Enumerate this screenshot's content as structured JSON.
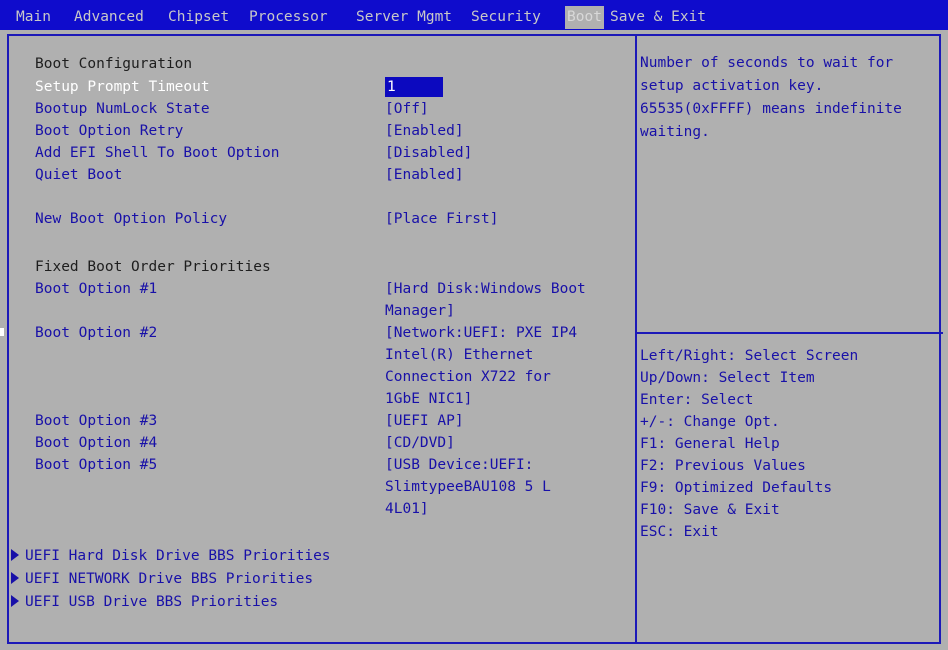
{
  "tabs": [
    "Main",
    "Advanced",
    "Chipset",
    "Processor",
    "Server Mgmt",
    "Security",
    "Boot",
    "Save & Exit"
  ],
  "sections": {
    "boot_configuration": "Boot Configuration",
    "fixed_boot_order": "Fixed Boot Order Priorities"
  },
  "settings": {
    "setup_prompt_timeout": {
      "label": "Setup Prompt Timeout",
      "value": "1"
    },
    "bootup_numlock": {
      "label": "Bootup NumLock State",
      "value": "[Off]"
    },
    "boot_option_retry": {
      "label": "Boot Option Retry",
      "value": "[Enabled]"
    },
    "add_efi_shell": {
      "label": "Add EFI Shell To Boot Option",
      "value": "[Disabled]"
    },
    "quiet_boot": {
      "label": "Quiet Boot",
      "value": "[Enabled]"
    },
    "new_boot_option_policy": {
      "label": "New Boot Option Policy",
      "value": "[Place First]"
    }
  },
  "boot_options": {
    "opt1": {
      "label": "Boot Option #1",
      "lines": [
        "[Hard Disk:Windows Boot",
        "Manager]"
      ]
    },
    "opt2": {
      "label": "Boot Option #2",
      "lines": [
        "[Network:UEFI: PXE IP4",
        "Intel(R) Ethernet",
        "Connection X722 for",
        "1GbE NIC1]"
      ]
    },
    "opt3": {
      "label": "Boot Option #3",
      "lines": [
        "[UEFI AP]"
      ]
    },
    "opt4": {
      "label": "Boot Option #4",
      "lines": [
        "[CD/DVD]"
      ]
    },
    "opt5": {
      "label": "Boot Option #5",
      "lines": [
        "[USB Device:UEFI:",
        "SlimtypeeBAU108 5 L",
        "4L01]"
      ]
    }
  },
  "submenus": [
    "UEFI Hard Disk Drive BBS Priorities",
    "UEFI NETWORK Drive BBS Priorities",
    "UEFI USB Drive BBS Priorities"
  ],
  "help_text": [
    "Number of seconds to wait for",
    "setup activation key.",
    "65535(0xFFFF) means indefinite",
    "waiting."
  ],
  "key_help": [
    "Left/Right: Select Screen",
    "Up/Down: Select Item",
    "Enter: Select",
    "+/-: Change Opt.",
    "F1: General Help",
    "F2: Previous Values",
    "F9: Optimized Defaults",
    "F10: Save & Exit",
    "ESC: Exit"
  ],
  "colors": {
    "background": "#b0b0b0",
    "header_bar": "#0f0ccc",
    "accent_text": "#1810a8",
    "border": "#1c19b8",
    "selected_value_bg": "#0c09bf"
  }
}
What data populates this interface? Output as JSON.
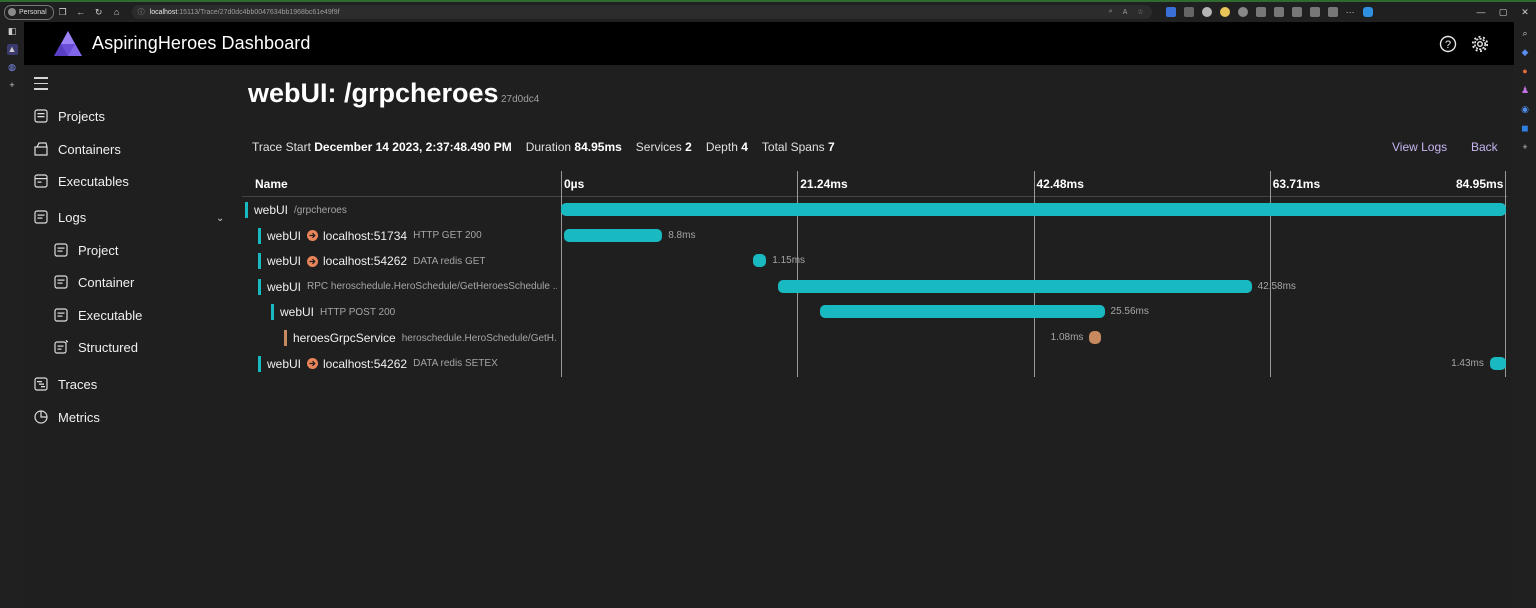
{
  "browser": {
    "profile": "Personal",
    "url_host": "localhost",
    "url_rest": ":15113/Trace/27d0dc4bb0047634bb1968bc61e49f9f"
  },
  "app": {
    "title": "AspiringHeroes Dashboard",
    "logo_color": "#8c6cf2",
    "help_icon": "question-circle-icon",
    "settings_icon": "gear-icon"
  },
  "nav": {
    "items": [
      {
        "label": "Projects",
        "icon": "projects-icon"
      },
      {
        "label": "Containers",
        "icon": "containers-icon"
      },
      {
        "label": "Executables",
        "icon": "executables-icon"
      },
      {
        "label": "Logs",
        "icon": "logs-icon",
        "expanded": true
      },
      {
        "label": "Project",
        "icon": "project-log-icon"
      },
      {
        "label": "Container",
        "icon": "container-log-icon"
      },
      {
        "label": "Executable",
        "icon": "executable-log-icon"
      },
      {
        "label": "Structured",
        "icon": "structured-log-icon"
      },
      {
        "label": "Traces",
        "icon": "traces-icon"
      },
      {
        "label": "Metrics",
        "icon": "metrics-icon"
      }
    ]
  },
  "trace": {
    "title": "webUI: /grpcheroes",
    "id": "27d0dc4",
    "summary": {
      "start_label": "Trace Start",
      "start_value": "December 14 2023, 2:37:48.490 PM",
      "duration_label": "Duration",
      "duration_value": "84.95ms",
      "services_label": "Services",
      "services_value": "2",
      "depth_label": "Depth",
      "depth_value": "4",
      "spans_label": "Total Spans",
      "spans_value": "7"
    },
    "view_logs": "View Logs",
    "back": "Back",
    "name_header": "Name",
    "ticks": [
      "0µs",
      "21.24ms",
      "42.48ms",
      "63.71ms",
      "84.95ms"
    ],
    "total_ms": 84.95,
    "colors": {
      "webUI": "#19b9c2",
      "heroesGrpcService": "#c78a5e"
    },
    "spans": [
      {
        "service": "webUI",
        "dest": "",
        "op": "/grpcheroes",
        "depth": 0,
        "start_ms": 0,
        "dur_ms": 84.95,
        "dur_label": ""
      },
      {
        "service": "webUI",
        "dest": "localhost:51734",
        "op": "HTTP GET 200",
        "depth": 1,
        "start_ms": 0.3,
        "dur_ms": 8.8,
        "dur_label": "8.8ms"
      },
      {
        "service": "webUI",
        "dest": "localhost:54262",
        "op": "DATA redis GET",
        "depth": 1,
        "start_ms": 17.3,
        "dur_ms": 1.15,
        "dur_label": "1.15ms"
      },
      {
        "service": "webUI",
        "dest": "",
        "op": "RPC heroschedule.HeroSchedule/GetHeroesSchedule ...",
        "depth": 1,
        "start_ms": 19.5,
        "dur_ms": 42.58,
        "dur_label": "42.58ms"
      },
      {
        "service": "webUI",
        "dest": "",
        "op": "HTTP POST 200",
        "depth": 2,
        "start_ms": 23.3,
        "dur_ms": 25.56,
        "dur_label": "25.56ms"
      },
      {
        "service": "heroesGrpcService",
        "dest": "",
        "op": "heroschedule.HeroSchedule/GetH...",
        "depth": 3,
        "start_ms": 47.5,
        "dur_ms": 1.08,
        "dur_label": "1.08ms"
      },
      {
        "service": "webUI",
        "dest": "localhost:54262",
        "op": "DATA redis SETEX",
        "depth": 1,
        "start_ms": 83.5,
        "dur_ms": 1.43,
        "dur_label": "1.43ms"
      }
    ]
  }
}
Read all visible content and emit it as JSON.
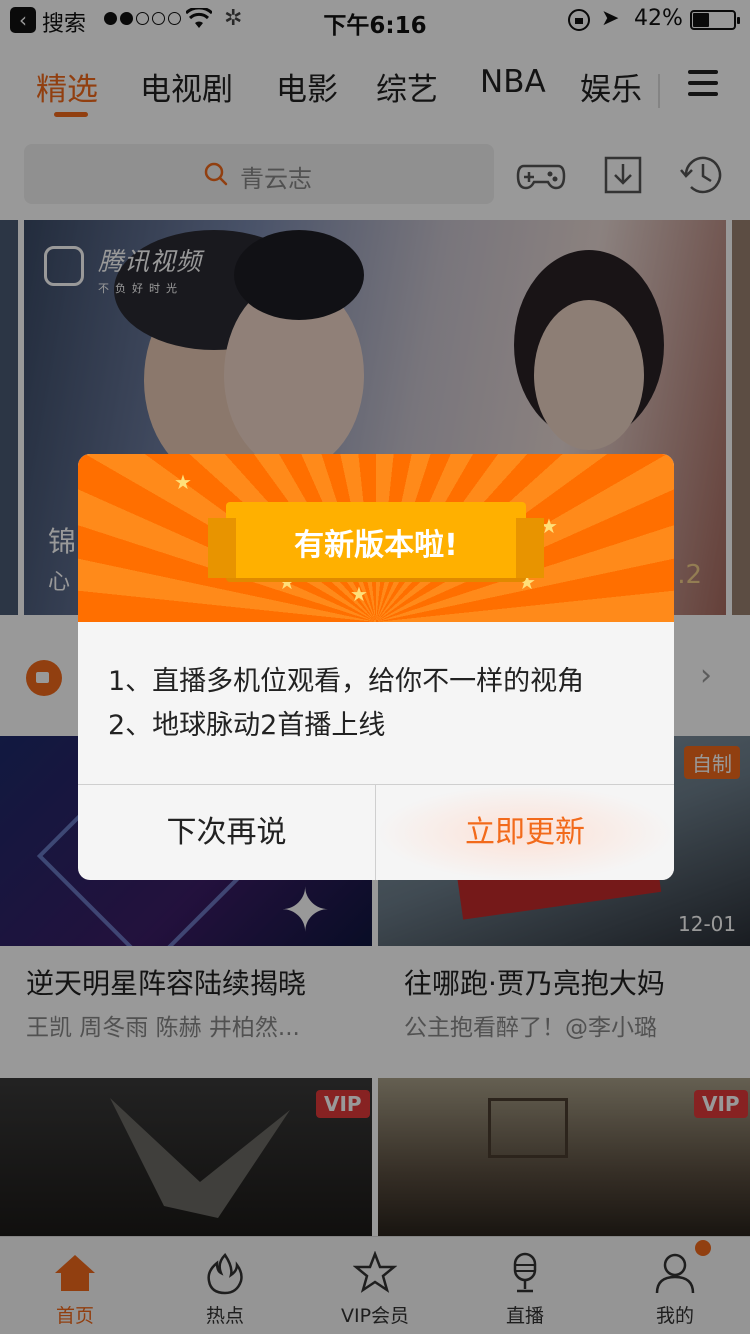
{
  "status_bar": {
    "back_label": "搜索",
    "time": "下午6:16",
    "battery": "42%"
  },
  "tabs": [
    {
      "label": "精选",
      "active": true
    },
    {
      "label": "电视剧"
    },
    {
      "label": "电影"
    },
    {
      "label": "综艺"
    },
    {
      "label": "NBA"
    },
    {
      "label": "娱乐"
    }
  ],
  "search": {
    "placeholder": "青云志"
  },
  "top_icons": [
    "gamepad-icon",
    "download-icon",
    "history-icon"
  ],
  "banner": {
    "logo_brand": "腾讯视频",
    "logo_slogan": "不负好时光",
    "caption_title": "锦",
    "caption_sub": "心",
    "episode_fragment": ".2"
  },
  "cards": [
    {
      "title": "逆天明星阵容陆续揭晓",
      "subtitle": "王凯 周冬雨 陈赫 井柏然...",
      "badge": ""
    },
    {
      "title": "往哪跑·贾乃亮抱大妈",
      "subtitle": "公主抱看醉了！@李小璐",
      "badge": "自制",
      "date": "12-01"
    },
    {
      "badge": "VIP"
    },
    {
      "badge": "VIP"
    }
  ],
  "bottom_nav": [
    {
      "label": "首页",
      "icon": "home-icon",
      "active": true
    },
    {
      "label": "热点",
      "icon": "flame-icon"
    },
    {
      "label": "VIP会员",
      "icon": "star-icon"
    },
    {
      "label": "直播",
      "icon": "microphone-icon"
    },
    {
      "label": "我的",
      "icon": "user-icon"
    }
  ],
  "dialog": {
    "title": "有新版本啦!",
    "lines": [
      "1、直播多机位观看，给你不一样的视角",
      "2、地球脉动2首播上线"
    ],
    "later_label": "下次再说",
    "update_label": "立即更新"
  },
  "colors": {
    "accent": "#f26a1b",
    "vip": "#e23a3a"
  }
}
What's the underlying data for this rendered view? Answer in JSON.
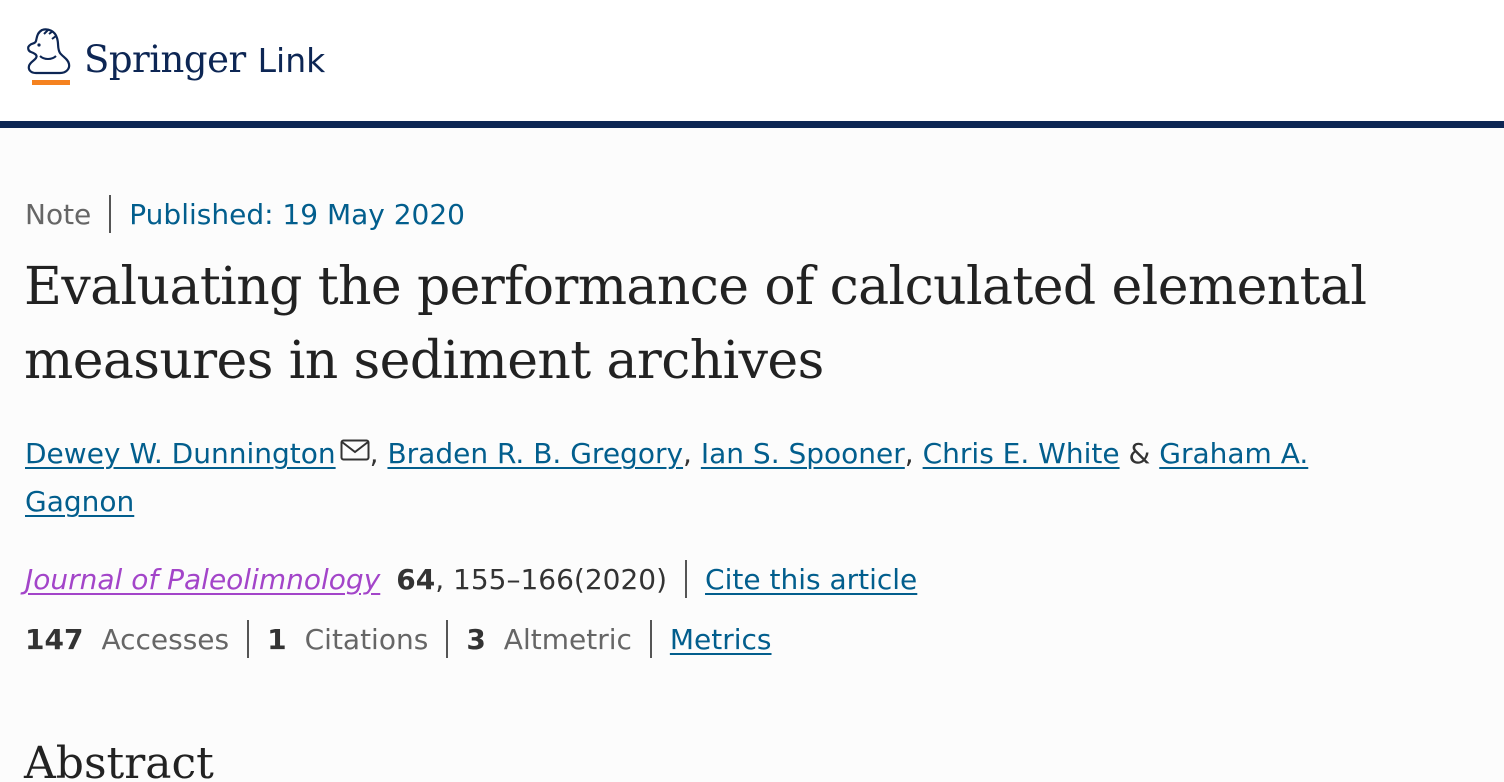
{
  "header": {
    "logo_primary": "Springer",
    "logo_secondary": "Link",
    "logo_icon": "springer-horse-icon",
    "colors": {
      "brand": "#0d2654",
      "accent": "#f58220"
    }
  },
  "article": {
    "type": "Note",
    "published": "Published: 19 May 2020",
    "title": "Evaluating the performance of calculated elemental measures in sediment archives",
    "authors": [
      {
        "name": "Dewey W. Dunnington"
      },
      {
        "name": "Braden R. B. Gregory"
      },
      {
        "name": "Ian S. Spooner"
      },
      {
        "name": "Chris E. White"
      },
      {
        "name": "Graham A. Gagnon"
      }
    ],
    "author_separators": {
      "comma": ",",
      "and": "&"
    },
    "email_icon": "envelope-icon",
    "journal": "Journal of Paleolimnology",
    "volume": "64",
    "pages": ", 155–166(2020)",
    "cite_label": "Cite this article",
    "metrics": {
      "accesses_count": "147",
      "accesses_label": "Accesses",
      "citations_count": "1",
      "citations_label": "Citations",
      "altmetric_count": "3",
      "altmetric_label": "Altmetric",
      "metrics_link": "Metrics"
    },
    "abstract_heading": "Abstract",
    "colors": {
      "link": "#025e8d",
      "journal_link": "#a345c9",
      "text": "#333333"
    }
  }
}
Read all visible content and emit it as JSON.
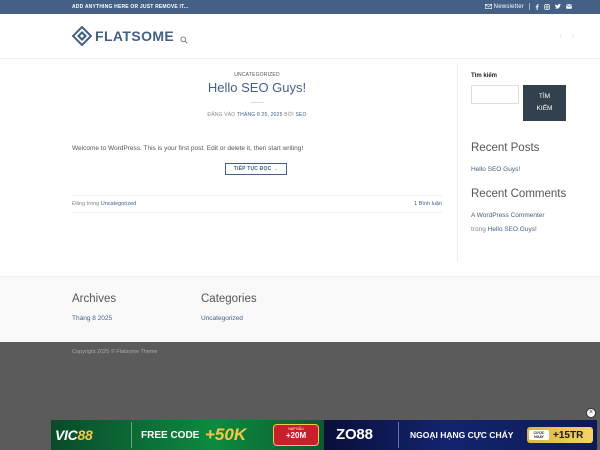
{
  "colors": {
    "primary": "#446084",
    "dark_button": "#33404d",
    "footer_bg": "#5b5b5b"
  },
  "topbar": {
    "promo": "ADD ANYTHING HERE OR JUST REMOVE IT...",
    "newsletter": "Newsletter",
    "icons": [
      "envelope-icon",
      "facebook-icon",
      "instagram-icon",
      "twitter-icon",
      "email-icon"
    ]
  },
  "header": {
    "logo_text": "FLATSOME",
    "nav_prev": "‹",
    "nav_next": "›"
  },
  "post": {
    "category": "UNCATEGORIZED",
    "title": "Hello SEO Guys!",
    "meta_prefix": "ĐĂNG VÀO",
    "meta_date": "THÁNG 8 25, 2025",
    "meta_by": "BỞI",
    "meta_author": "SEO",
    "excerpt": "Welcome to WordPress. This is your first post. Edit or delete it, then start writing!",
    "read_more": "TIẾP TỤC ĐỌC →",
    "footer_prefix": "Đăng trong",
    "footer_category": "Uncategorized",
    "footer_comments": "1 Bình luận"
  },
  "sidebar": {
    "search_label": "Tìm kiếm",
    "search_placeholder": "",
    "search_button_line1": "TÌM",
    "search_button_line2": "KIẾM",
    "recent_posts_title": "Recent Posts",
    "recent_posts": [
      "Hello SEO Guys!"
    ],
    "recent_comments_title": "Recent Comments",
    "comment_author": "A WordPress Commenter",
    "comment_on": "trong",
    "comment_post": "Hello SEO Guys!"
  },
  "footer_widgets": {
    "archives_title": "Archives",
    "archives": [
      "Tháng 8 2025"
    ],
    "categories_title": "Categories",
    "categories": [
      "Uncategorized"
    ]
  },
  "footer": {
    "copyright": "Copyright 2025 © Flatsome Theme"
  },
  "ad": {
    "close": "×",
    "brand1_a": "VIC",
    "brand1_b": "88",
    "free_code": "FREE CODE",
    "bonus": "+50K",
    "badge_small": "NẠP ĐẦU",
    "badge_big": "+20M",
    "brand2": "ZO88",
    "slogan": "NGOẠI HẠNG CỰC CHÁY",
    "cuoc_small": "CƯỢC NGAY",
    "cuoc_big": "+15TR"
  }
}
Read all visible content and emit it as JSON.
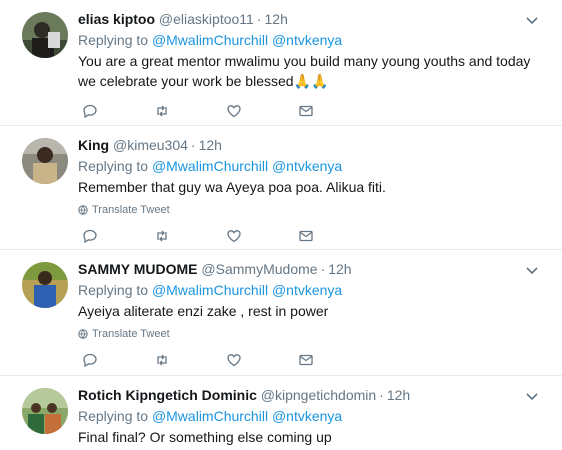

■ ■ ■ ■ ■

Above is a listing; report how many of its lines include the word "subtitle", giving the number only.

**In response**
2